### [WHAT YOU WILL DO]
Count every line of the material that holds the string "rank". Respond with the total only.

### [Dataset items]
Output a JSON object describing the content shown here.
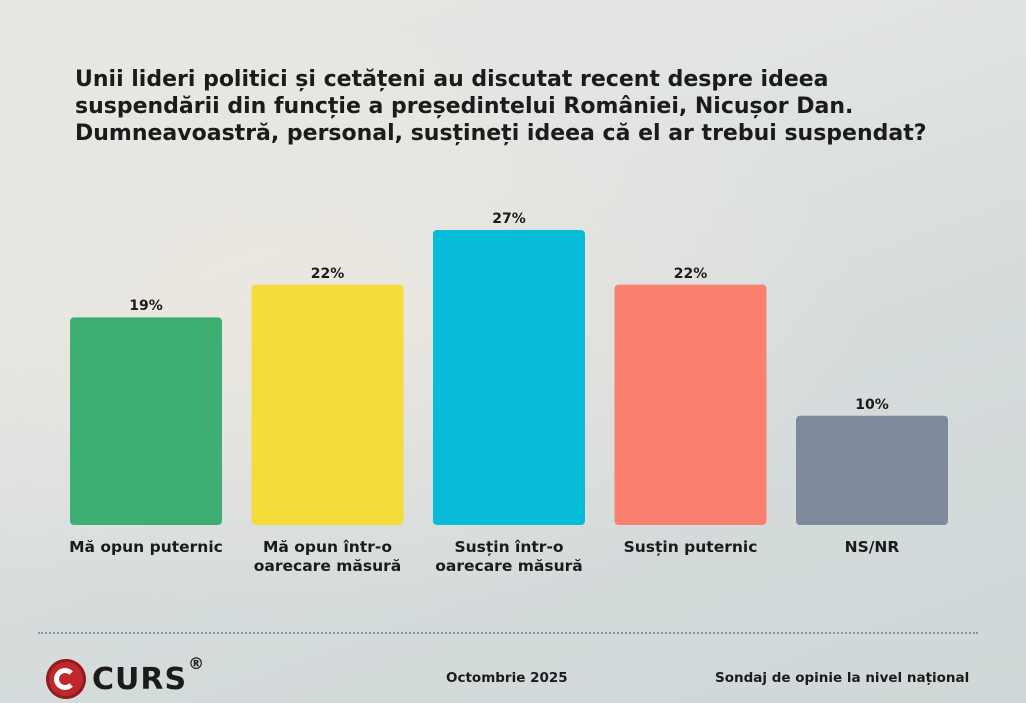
{
  "chart_data": {
    "type": "bar",
    "title": "Unii lideri politici și cetățeni au discutat recent despre ideea suspendării din funcție a președintelui României, Nicușor Dan. Dumneavoastră, personal, susțineți ideea că el ar trebui suspendat?",
    "categories": [
      "Mă opun puternic",
      "Mă opun într-o\noarecare măsură",
      "Susțin într-o\noarecare măsură",
      "Susțin puternic",
      "NS/NR"
    ],
    "values": [
      19,
      22,
      27,
      22,
      10
    ],
    "value_labels": [
      "19%",
      "22%",
      "27%",
      "22%",
      "10%"
    ],
    "unit": "%",
    "colors": [
      "#3daf72",
      "#f4dd3a",
      "#07bcd9",
      "#fa8070",
      "#7e8a9c"
    ],
    "ylim": [
      0,
      27
    ],
    "grid": false,
    "legend": "none"
  },
  "footer": {
    "logo_text": "CURS",
    "logo_mark": "®",
    "date": "Octombrie 2025",
    "note": "Sondaj de opinie la nivel național"
  }
}
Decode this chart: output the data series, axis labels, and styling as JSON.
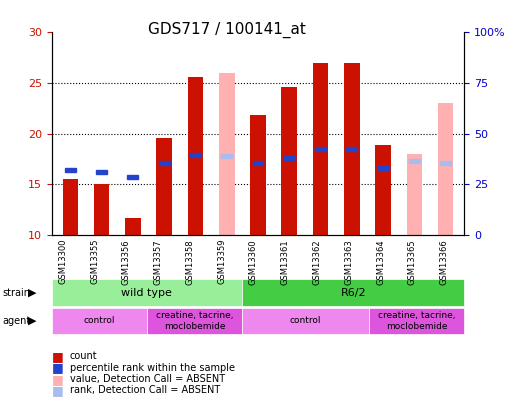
{
  "title": "GDS717 / 100141_at",
  "samples": [
    "GSM13300",
    "GSM13355",
    "GSM13356",
    "GSM13357",
    "GSM13358",
    "GSM13359",
    "GSM13360",
    "GSM13361",
    "GSM13362",
    "GSM13363",
    "GSM13364",
    "GSM13365",
    "GSM13366"
  ],
  "ylim_left": [
    10,
    30
  ],
  "ylim_right": [
    0,
    100
  ],
  "yticks_left": [
    10,
    15,
    20,
    25,
    30
  ],
  "yticks_right": [
    0,
    25,
    50,
    75,
    100
  ],
  "yticklabels_right": [
    "0",
    "25",
    "50",
    "75",
    "100%"
  ],
  "red_bars": [
    15.5,
    15.0,
    11.7,
    19.6,
    25.6,
    null,
    21.8,
    24.6,
    27.0,
    27.0,
    18.9,
    null,
    null
  ],
  "pink_bars": [
    null,
    null,
    null,
    null,
    null,
    26.0,
    null,
    null,
    null,
    null,
    null,
    18.0,
    23.0
  ],
  "blue_squares": [
    16.4,
    16.2,
    15.7,
    17.1,
    17.9,
    null,
    17.1,
    17.6,
    18.5,
    18.5,
    16.6,
    null,
    null
  ],
  "lightblue_squares": [
    null,
    null,
    null,
    null,
    null,
    17.8,
    null,
    null,
    null,
    null,
    null,
    17.3,
    17.1
  ],
  "bar_bottom": 10,
  "bar_width": 0.5,
  "red_color": "#cc1100",
  "pink_color": "#ffb0b0",
  "blue_color": "#2244cc",
  "lightblue_color": "#aabbee",
  "grid_color": "#000000",
  "strain_groups": [
    {
      "label": "wild type",
      "start": 0,
      "end": 5,
      "color": "#99ee99"
    },
    {
      "label": "R6/2",
      "start": 6,
      "end": 12,
      "color": "#44cc44"
    }
  ],
  "agent_groups": [
    {
      "label": "control",
      "start": 0,
      "end": 2,
      "color": "#ee88ee"
    },
    {
      "label": "creatine, tacrine,\nmoclobemide",
      "start": 3,
      "end": 5,
      "color": "#dd55dd"
    },
    {
      "label": "control",
      "start": 6,
      "end": 9,
      "color": "#ee88ee"
    },
    {
      "label": "creatine, tacrine,\nmoclobemide",
      "start": 10,
      "end": 12,
      "color": "#dd55dd"
    }
  ],
  "legend_items": [
    {
      "label": "count",
      "color": "#cc1100",
      "marker": "s"
    },
    {
      "label": "percentile rank within the sample",
      "color": "#2244cc",
      "marker": "s"
    },
    {
      "label": "value, Detection Call = ABSENT",
      "color": "#ffb0b0",
      "marker": "s"
    },
    {
      "label": "rank, Detection Call = ABSENT",
      "color": "#aabbee",
      "marker": "s"
    }
  ]
}
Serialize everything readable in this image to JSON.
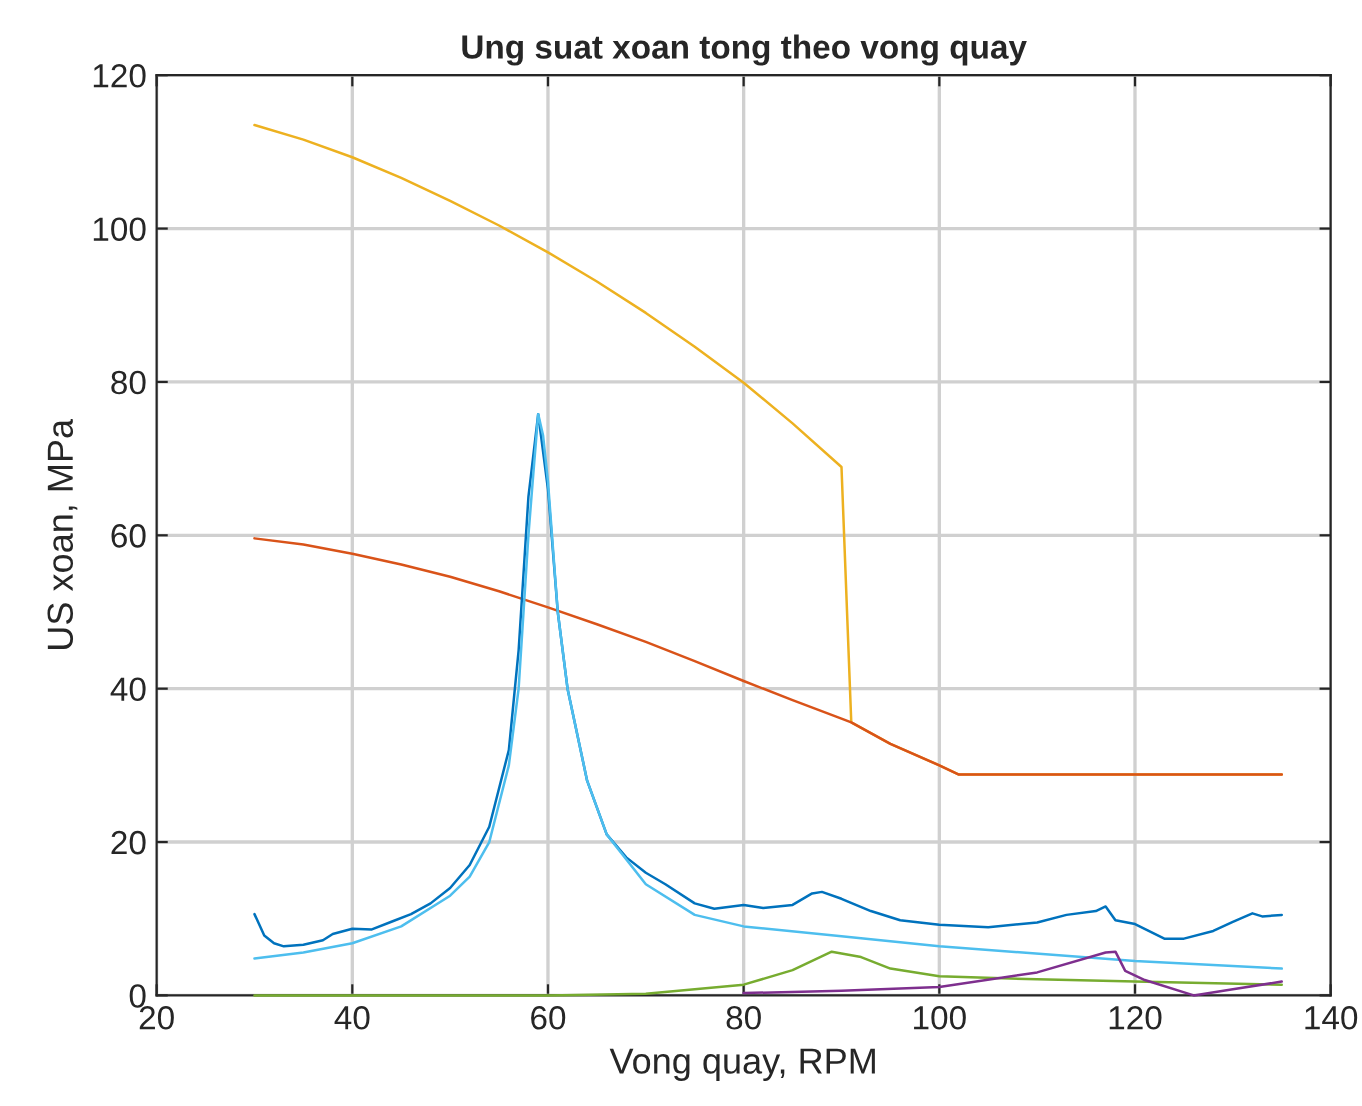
{
  "chart_data": {
    "type": "line",
    "title": "Ung suat xoan tong theo vong quay",
    "xlabel": "Vong quay, RPM",
    "ylabel": "US xoan, MPa",
    "xlim": [
      20,
      140
    ],
    "ylim": [
      0,
      120
    ],
    "xticks": [
      20,
      40,
      60,
      80,
      100,
      120,
      140
    ],
    "yticks": [
      0,
      20,
      40,
      60,
      80,
      100,
      120
    ],
    "grid": true,
    "marker": "none",
    "line_style": "solid",
    "series": [
      {
        "color": "#edb120",
        "x": [
          30,
          35,
          40,
          45,
          50,
          55,
          60,
          65,
          70,
          75,
          80,
          85,
          90,
          91,
          95,
          100,
          102,
          135
        ],
        "values": [
          113.5,
          111.6,
          109.3,
          106.6,
          103.6,
          100.4,
          96.9,
          93.1,
          89,
          84.6,
          79.9,
          74.6,
          68.9,
          35.6,
          32.8,
          30.0,
          28.8,
          28.8
        ]
      },
      {
        "color": "#d95319",
        "x": [
          30,
          35,
          40,
          45,
          50,
          55,
          60,
          65,
          70,
          75,
          80,
          85,
          90,
          91,
          95,
          100,
          102,
          135
        ],
        "values": [
          59.6,
          58.8,
          57.6,
          56.2,
          54.6,
          52.7,
          50.6,
          48.4,
          46.1,
          43.6,
          41.0,
          38.5,
          36.1,
          35.6,
          32.8,
          30.0,
          28.8,
          28.8
        ]
      },
      {
        "color": "#0072bd",
        "x": [
          30,
          31,
          32,
          33,
          35,
          37,
          38,
          40,
          42,
          44,
          46,
          48,
          50,
          52,
          54,
          56,
          57,
          58,
          59,
          60,
          61,
          62,
          64,
          66,
          68,
          70,
          72,
          75,
          77,
          80,
          82,
          85,
          87,
          88,
          90,
          93,
          96,
          100,
          105,
          110,
          113,
          116,
          117,
          118,
          120,
          123,
          125,
          128,
          130,
          132,
          133,
          135
        ],
        "values": [
          10.6,
          7.8,
          6.8,
          6.4,
          6.6,
          7.2,
          8,
          8.7,
          8.6,
          9.6,
          10.6,
          12,
          14,
          17,
          22,
          32,
          45,
          65,
          75.8,
          66,
          50,
          40,
          28,
          21,
          18,
          16,
          14.5,
          12,
          11.3,
          11.8,
          11.4,
          11.8,
          13.3,
          13.5,
          12.6,
          11,
          9.8,
          9.2,
          8.9,
          9.5,
          10.5,
          11,
          11.6,
          9.8,
          9.3,
          7.4,
          7.4,
          8.4,
          9.6,
          10.7,
          10.3,
          10.5
        ]
      },
      {
        "color": "#4dbeee",
        "x": [
          30,
          35,
          40,
          45,
          50,
          52,
          54,
          56,
          57,
          58,
          58.5,
          59,
          59.5,
          60,
          61,
          62,
          64,
          66,
          70,
          75,
          80,
          90,
          100,
          120,
          135
        ],
        "values": [
          4.8,
          5.6,
          6.8,
          9.0,
          13,
          15.5,
          20,
          30,
          40,
          60,
          68,
          75.8,
          73,
          67,
          50,
          40,
          28,
          21,
          14.5,
          10.5,
          9.0,
          7.7,
          6.4,
          4.5,
          3.5
        ]
      },
      {
        "color": "#77ac30",
        "x": [
          30,
          60,
          70,
          80,
          85,
          89,
          92,
          95,
          100,
          110,
          120,
          135
        ],
        "values": [
          0,
          0,
          0.2,
          1.4,
          3.3,
          5.7,
          5,
          3.5,
          2.5,
          2.1,
          1.8,
          1.4
        ]
      },
      {
        "color": "#7e2f8e",
        "x": [
          80,
          90,
          100,
          110,
          117,
          118,
          119,
          121,
          126,
          130,
          135
        ],
        "values": [
          0.3,
          0.6,
          1.1,
          3.0,
          5.6,
          5.7,
          3.2,
          2.0,
          0,
          0.8,
          1.8
        ]
      }
    ]
  }
}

### [EXERCISE RESULT]
2